[Recorded data]
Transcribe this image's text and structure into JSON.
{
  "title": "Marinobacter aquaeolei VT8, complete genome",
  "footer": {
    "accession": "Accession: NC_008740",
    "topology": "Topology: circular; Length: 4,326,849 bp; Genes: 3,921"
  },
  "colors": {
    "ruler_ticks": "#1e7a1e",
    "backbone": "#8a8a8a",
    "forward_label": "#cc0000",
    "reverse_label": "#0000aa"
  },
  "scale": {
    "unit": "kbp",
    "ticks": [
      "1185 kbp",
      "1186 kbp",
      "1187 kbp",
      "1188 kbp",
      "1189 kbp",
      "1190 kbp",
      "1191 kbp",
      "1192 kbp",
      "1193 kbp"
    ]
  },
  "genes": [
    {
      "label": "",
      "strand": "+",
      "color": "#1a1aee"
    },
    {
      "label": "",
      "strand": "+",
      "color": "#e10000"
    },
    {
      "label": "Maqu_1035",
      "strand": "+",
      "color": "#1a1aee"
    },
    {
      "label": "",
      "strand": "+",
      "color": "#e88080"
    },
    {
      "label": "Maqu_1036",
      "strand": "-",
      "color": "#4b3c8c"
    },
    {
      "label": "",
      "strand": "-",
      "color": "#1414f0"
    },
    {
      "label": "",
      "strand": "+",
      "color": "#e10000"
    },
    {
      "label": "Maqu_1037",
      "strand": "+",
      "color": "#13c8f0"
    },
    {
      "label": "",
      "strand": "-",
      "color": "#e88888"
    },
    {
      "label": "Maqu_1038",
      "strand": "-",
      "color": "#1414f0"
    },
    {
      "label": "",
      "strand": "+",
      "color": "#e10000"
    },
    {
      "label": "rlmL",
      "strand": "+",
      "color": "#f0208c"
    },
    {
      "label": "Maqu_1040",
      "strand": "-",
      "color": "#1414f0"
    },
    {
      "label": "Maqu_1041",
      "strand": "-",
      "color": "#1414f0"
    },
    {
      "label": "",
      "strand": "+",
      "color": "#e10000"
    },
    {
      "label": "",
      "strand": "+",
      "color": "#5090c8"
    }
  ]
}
[/Recorded data]
### Exercise
All of the data must be set down again exactly.

### Exercise output
Transcribe this image's text and structure into JSON.
{
  "title": "Marinobacter aquaeolei VT8, complete genome",
  "footer": {
    "accession": "Accession: NC_008740",
    "topology": "Topology: circular; Length: 4,326,849 bp; Genes: 3,921"
  },
  "colors": {
    "ruler_ticks": "#1e7a1e",
    "backbone": "#8a8a8a",
    "forward_label": "#cc0000",
    "reverse_label": "#0000aa"
  },
  "scale": {
    "unit": "kbp",
    "ticks": [
      "1185 kbp",
      "1186 kbp",
      "1187 kbp",
      "1188 kbp",
      "1189 kbp",
      "1190 kbp",
      "1191 kbp",
      "1192 kbp",
      "1193 kbp"
    ]
  },
  "genes": [
    {
      "label": "",
      "strand": "+",
      "color": "#1a1aee"
    },
    {
      "label": "",
      "strand": "+",
      "color": "#e10000"
    },
    {
      "label": "Maqu_1035",
      "strand": "+",
      "color": "#1a1aee"
    },
    {
      "label": "",
      "strand": "+",
      "color": "#e88080"
    },
    {
      "label": "Maqu_1036",
      "strand": "-",
      "color": "#4b3c8c"
    },
    {
      "label": "",
      "strand": "-",
      "color": "#1414f0"
    },
    {
      "label": "",
      "strand": "+",
      "color": "#e10000"
    },
    {
      "label": "Maqu_1037",
      "strand": "+",
      "color": "#13c8f0"
    },
    {
      "label": "",
      "strand": "-",
      "color": "#e88888"
    },
    {
      "label": "Maqu_1038",
      "strand": "-",
      "color": "#1414f0"
    },
    {
      "label": "",
      "strand": "+",
      "color": "#e10000"
    },
    {
      "label": "rlmL",
      "strand": "+",
      "color": "#f0208c"
    },
    {
      "label": "Maqu_1040",
      "strand": "-",
      "color": "#1414f0"
    },
    {
      "label": "Maqu_1041",
      "strand": "-",
      "color": "#1414f0"
    },
    {
      "label": "",
      "strand": "+",
      "color": "#e10000"
    },
    {
      "label": "",
      "strand": "+",
      "color": "#5090c8"
    }
  ]
}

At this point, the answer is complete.